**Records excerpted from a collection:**
════

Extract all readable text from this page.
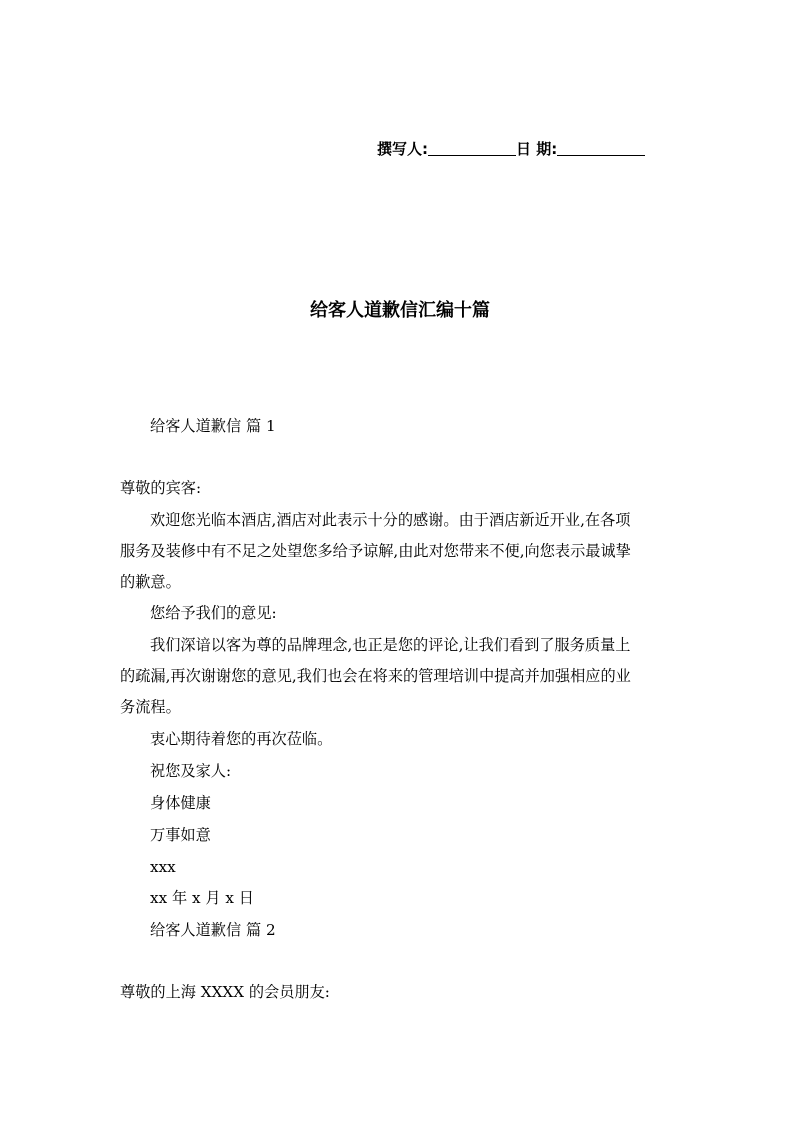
撰写人:	日 期:
给客人道歉信汇编十篇
给客人道歉信 篇 1
尊敬的宾客:
欢迎您光临本酒店,酒店对此表示十分的感谢。由于酒店新近开业,在各项
服务及装修中有不足之处望您多给予谅解,由此对您带来不便,向您表示最诚挚
的歉意。
您给予我们的意见:
我们深谙以客为尊的品牌理念,也正是您的评论,让我们看到了服务质量上
的疏漏,再次谢谢您的意见,我们也会在将来的管理培训中提高并加强相应的业
务流程。
衷心期待着您的再次莅临。
祝您及家人:
身体健康
万事如意
xxx
xx 年 x 月 x 日
给客人道歉信 篇 2
尊敬的上海 XXXX 的会员朋友:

════

**Task to carry out:** From the entries above, output every line exactly and omit any image.

**Response:**
Extract all readable text from this page.
撰写人:	日 期:
给客人道歉信汇编十篇
给客人道歉信 篇 1
尊敬的宾客:
欢迎您光临本酒店,酒店对此表示十分的感谢。由于酒店新近开业,在各项
服务及装修中有不足之处望您多给予谅解,由此对您带来不便,向您表示最诚挚
的歉意。
您给予我们的意见:
我们深谙以客为尊的品牌理念,也正是您的评论,让我们看到了服务质量上
的疏漏,再次谢谢您的意见,我们也会在将来的管理培训中提高并加强相应的业
务流程。
衷心期待着您的再次莅临。
祝您及家人:
身体健康
万事如意
xxx
xx 年 x 月 x 日
给客人道歉信 篇 2
尊敬的上海 XXXX 的会员朋友:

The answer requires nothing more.